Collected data
------------------------------------

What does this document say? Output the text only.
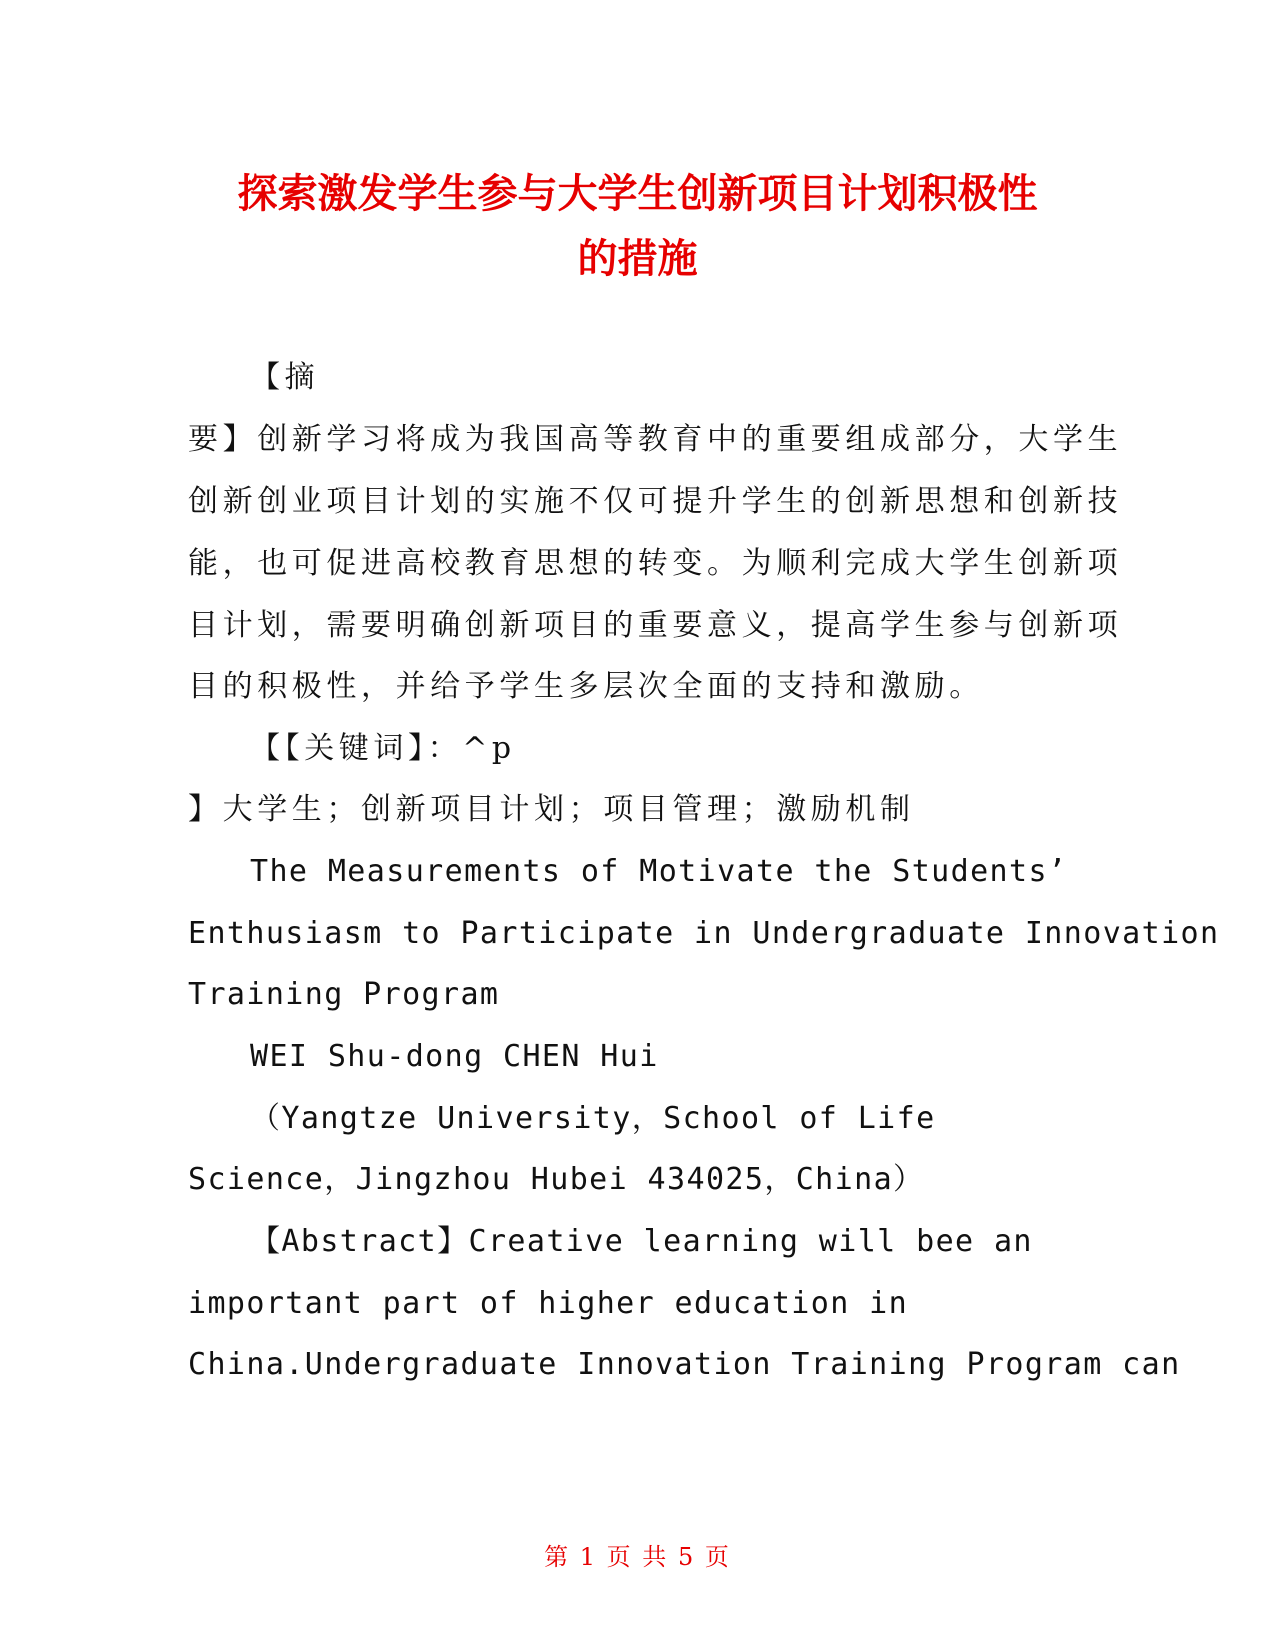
探索激发学生参与大学生创新项目计划积极性
的措施
【摘
要】创新学习将成为我国高等教育中的重要组成部分，大学生
创新创业项目计划的实施不仅可提升学生的创新思想和创新技
能，也可促进高校教育思想的转变。为顺利完成大学生创新项
目计划，需要明确创新项目的重要意义，提高学生参与创新项
目的积极性，并给予学生多层次全面的支持和激励。
【【关键词】：^p
】大学生；创新项目计划；项目管理；激励机制
The Measurements of Motivate the Students’
Enthusiasm to Participate in Undergraduate Innovation
Training Program
WEI Shu-dong CHEN Hui
（Yangtze University，School of Life
Science，Jingzhou Hubei 434025，China）
【Abstract】Creative learning will bee an
important part of higher education in
China.Undergraduate Innovation Training Program can
第 1 页 共 5 页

------------------------------------

• Exercise prompt
Locate the word "Undergraduate" in the records and collect each line it appears in.

• In response
Enthusiasm to Participate in Undergraduate Innovation
China.Undergraduate Innovation Training Program can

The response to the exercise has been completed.